Exercise prompt :: Give every line again exactly as it appears, please, but not the pictures.

● ● ● ● ●

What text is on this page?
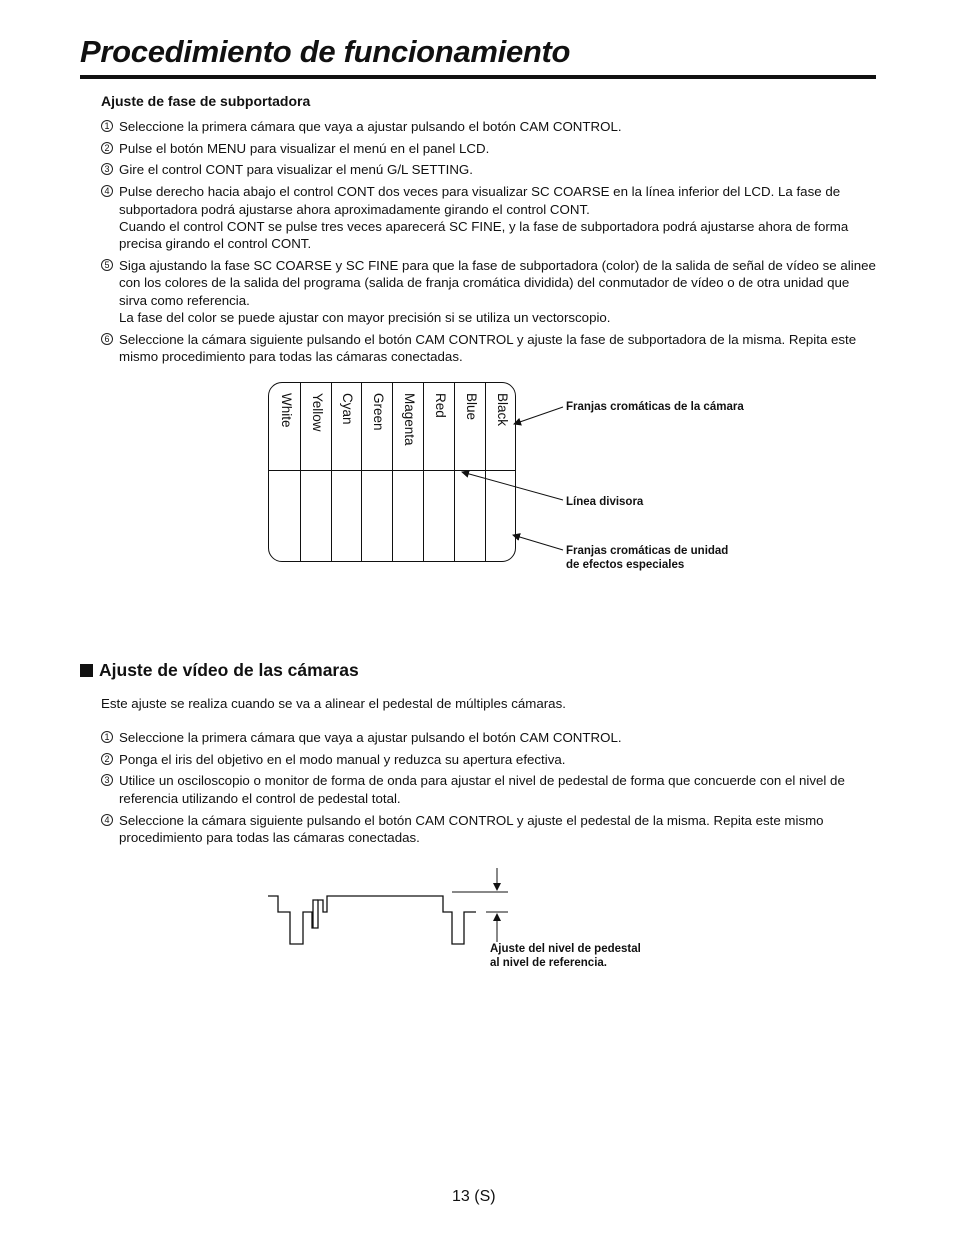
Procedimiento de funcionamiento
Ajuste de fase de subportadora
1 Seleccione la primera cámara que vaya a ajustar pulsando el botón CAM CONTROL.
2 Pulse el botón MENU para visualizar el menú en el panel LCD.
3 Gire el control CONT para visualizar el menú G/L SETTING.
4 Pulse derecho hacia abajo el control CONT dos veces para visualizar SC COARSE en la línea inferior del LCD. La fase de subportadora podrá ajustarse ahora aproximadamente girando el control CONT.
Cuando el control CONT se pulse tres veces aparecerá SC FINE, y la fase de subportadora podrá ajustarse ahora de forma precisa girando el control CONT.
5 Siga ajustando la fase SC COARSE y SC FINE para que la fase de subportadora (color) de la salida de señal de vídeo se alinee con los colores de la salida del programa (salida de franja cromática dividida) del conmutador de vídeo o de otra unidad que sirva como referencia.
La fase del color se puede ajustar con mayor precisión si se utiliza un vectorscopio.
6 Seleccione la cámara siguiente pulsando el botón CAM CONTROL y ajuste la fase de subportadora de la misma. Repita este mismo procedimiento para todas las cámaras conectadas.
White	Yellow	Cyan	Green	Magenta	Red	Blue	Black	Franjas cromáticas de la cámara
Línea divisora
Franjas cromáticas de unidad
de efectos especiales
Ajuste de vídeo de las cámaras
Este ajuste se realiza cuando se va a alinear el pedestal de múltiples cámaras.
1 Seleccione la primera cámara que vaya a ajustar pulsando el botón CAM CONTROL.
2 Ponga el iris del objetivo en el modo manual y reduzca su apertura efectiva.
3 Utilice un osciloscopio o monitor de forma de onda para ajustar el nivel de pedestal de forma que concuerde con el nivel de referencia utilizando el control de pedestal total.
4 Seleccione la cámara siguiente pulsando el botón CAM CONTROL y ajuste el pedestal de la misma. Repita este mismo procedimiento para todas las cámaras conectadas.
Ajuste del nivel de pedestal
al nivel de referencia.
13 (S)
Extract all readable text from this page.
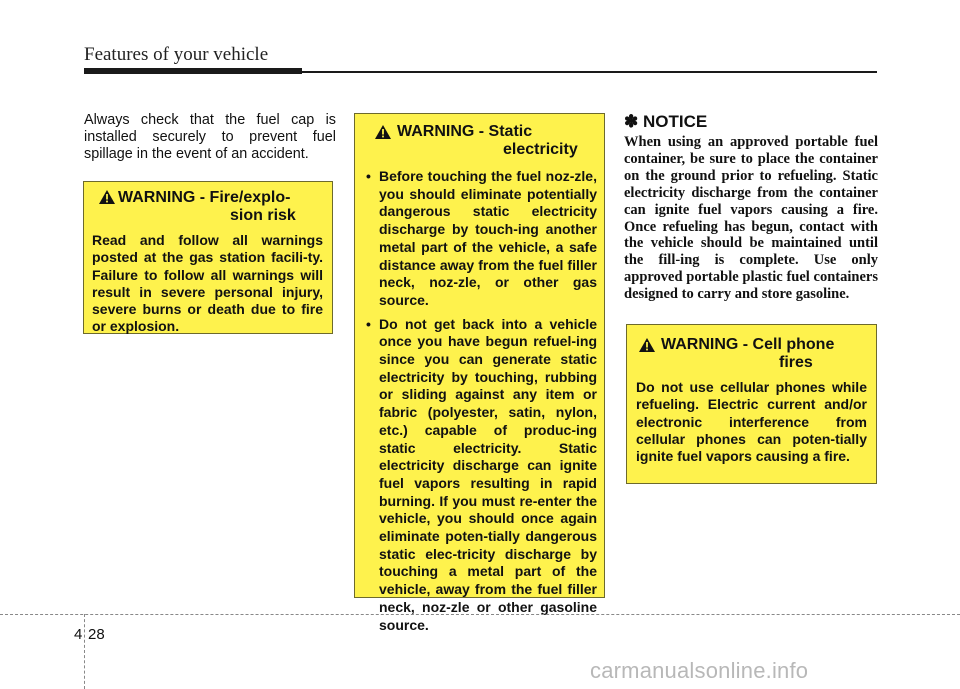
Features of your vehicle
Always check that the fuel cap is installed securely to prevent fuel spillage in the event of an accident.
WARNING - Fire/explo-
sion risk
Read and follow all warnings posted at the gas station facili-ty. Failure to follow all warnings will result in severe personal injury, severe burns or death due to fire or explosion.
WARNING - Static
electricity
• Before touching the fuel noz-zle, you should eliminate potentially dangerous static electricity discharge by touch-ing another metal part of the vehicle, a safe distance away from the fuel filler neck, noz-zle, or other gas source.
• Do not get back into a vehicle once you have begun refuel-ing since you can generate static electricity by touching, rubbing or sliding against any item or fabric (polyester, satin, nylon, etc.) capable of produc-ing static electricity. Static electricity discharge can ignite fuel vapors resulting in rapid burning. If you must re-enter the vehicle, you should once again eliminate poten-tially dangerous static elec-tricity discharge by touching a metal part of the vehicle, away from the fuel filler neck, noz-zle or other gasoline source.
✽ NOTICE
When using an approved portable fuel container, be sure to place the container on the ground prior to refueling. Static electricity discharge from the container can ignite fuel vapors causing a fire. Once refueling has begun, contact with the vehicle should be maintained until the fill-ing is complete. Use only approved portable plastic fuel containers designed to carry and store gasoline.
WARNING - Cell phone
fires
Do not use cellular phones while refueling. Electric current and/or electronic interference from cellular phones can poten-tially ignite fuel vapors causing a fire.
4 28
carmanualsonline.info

● ● ● ● ●

Correct output ::
What text is on this page?
Procedimiento de funcionamiento
Ajuste de fase de subportadora
1 Seleccione la primera cámara que vaya a ajustar pulsando el botón CAM CONTROL.
2 Pulse el botón MENU para visualizar el menú en el panel LCD.
3 Gire el control CONT para visualizar el menú G/L SETTING.
4 Pulse derecho hacia abajo el control CONT dos veces para visualizar SC COARSE en la línea inferior del LCD. La fase de subportadora podrá ajustarse ahora aproximadamente girando el control CONT.
Cuando el control CONT se pulse tres veces aparecerá SC FINE, y la fase de subportadora podrá ajustarse ahora de forma precisa girando el control CONT.
5 Siga ajustando la fase SC COARSE y SC FINE para que la fase de subportadora (color) de la salida de señal de vídeo se alinee con los colores de la salida del programa (salida de franja cromática dividida) del conmutador de vídeo o de otra unidad que sirva como referencia.
La fase del color se puede ajustar con mayor precisión si se utiliza un vectorscopio.
6 Seleccione la cámara siguiente pulsando el botón CAM CONTROL y ajuste la fase de subportadora de la misma. Repita este mismo procedimiento para todas las cámaras conectadas.
White	Yellow	Cyan	Green	Magenta	Red	Blue	Black	Franjas cromáticas de la cámara
Línea divisora
Franjas cromáticas de unidad
de efectos especiales
Ajuste de vídeo de las cámaras
Este ajuste se realiza cuando se va a alinear el pedestal de múltiples cámaras.
1 Seleccione la primera cámara que vaya a ajustar pulsando el botón CAM CONTROL.
2 Ponga el iris del objetivo en el modo manual y reduzca su apertura efectiva.
3 Utilice un osciloscopio o monitor de forma de onda para ajustar el nivel de pedestal de forma que concuerde con el nivel de referencia utilizando el control de pedestal total.
4 Seleccione la cámara siguiente pulsando el botón CAM CONTROL y ajuste el pedestal de la misma. Repita este mismo procedimiento para todas las cámaras conectadas.
Ajuste del nivel de pedestal
al nivel de referencia.
13 (S)
Extract all readable text from this page.
Features of your vehicle
Always check that the fuel cap is installed securely to prevent fuel spillage in the event of an accident.
WARNING - Fire/explo-
sion risk
Read and follow all warnings posted at the gas station facili-ty. Failure to follow all warnings will result in severe personal injury, severe burns or death due to fire or explosion.
WARNING - Static
electricity
• Before touching the fuel noz-zle, you should eliminate potentially dangerous static electricity discharge by touch-ing another metal part of the vehicle, a safe distance away from the fuel filler neck, noz-zle, or other gas source.
• Do not get back into a vehicle once you have begun refuel-ing since you can generate static electricity by touching, rubbing or sliding against any item or fabric (polyester, satin, nylon, etc.) capable of produc-ing static electricity. Static electricity discharge can ignite fuel vapors resulting in rapid burning. If you must re-enter the vehicle, you should once again eliminate poten-tially dangerous static elec-tricity discharge by touching a metal part of the vehicle, away from the fuel filler neck, noz-zle or other gasoline source.
✽ NOTICE
When using an approved portable fuel container, be sure to place the container on the ground prior to refueling. Static electricity discharge from the container can ignite fuel vapors causing a fire. Once refueling has begun, contact with the vehicle should be maintained until the fill-ing is complete. Use only approved portable plastic fuel containers designed to carry and store gasoline.
WARNING - Cell phone
fires
Do not use cellular phones while refueling. Electric current and/or electronic interference from cellular phones can poten-tially ignite fuel vapors causing a fire.
4 28
carmanualsonline.info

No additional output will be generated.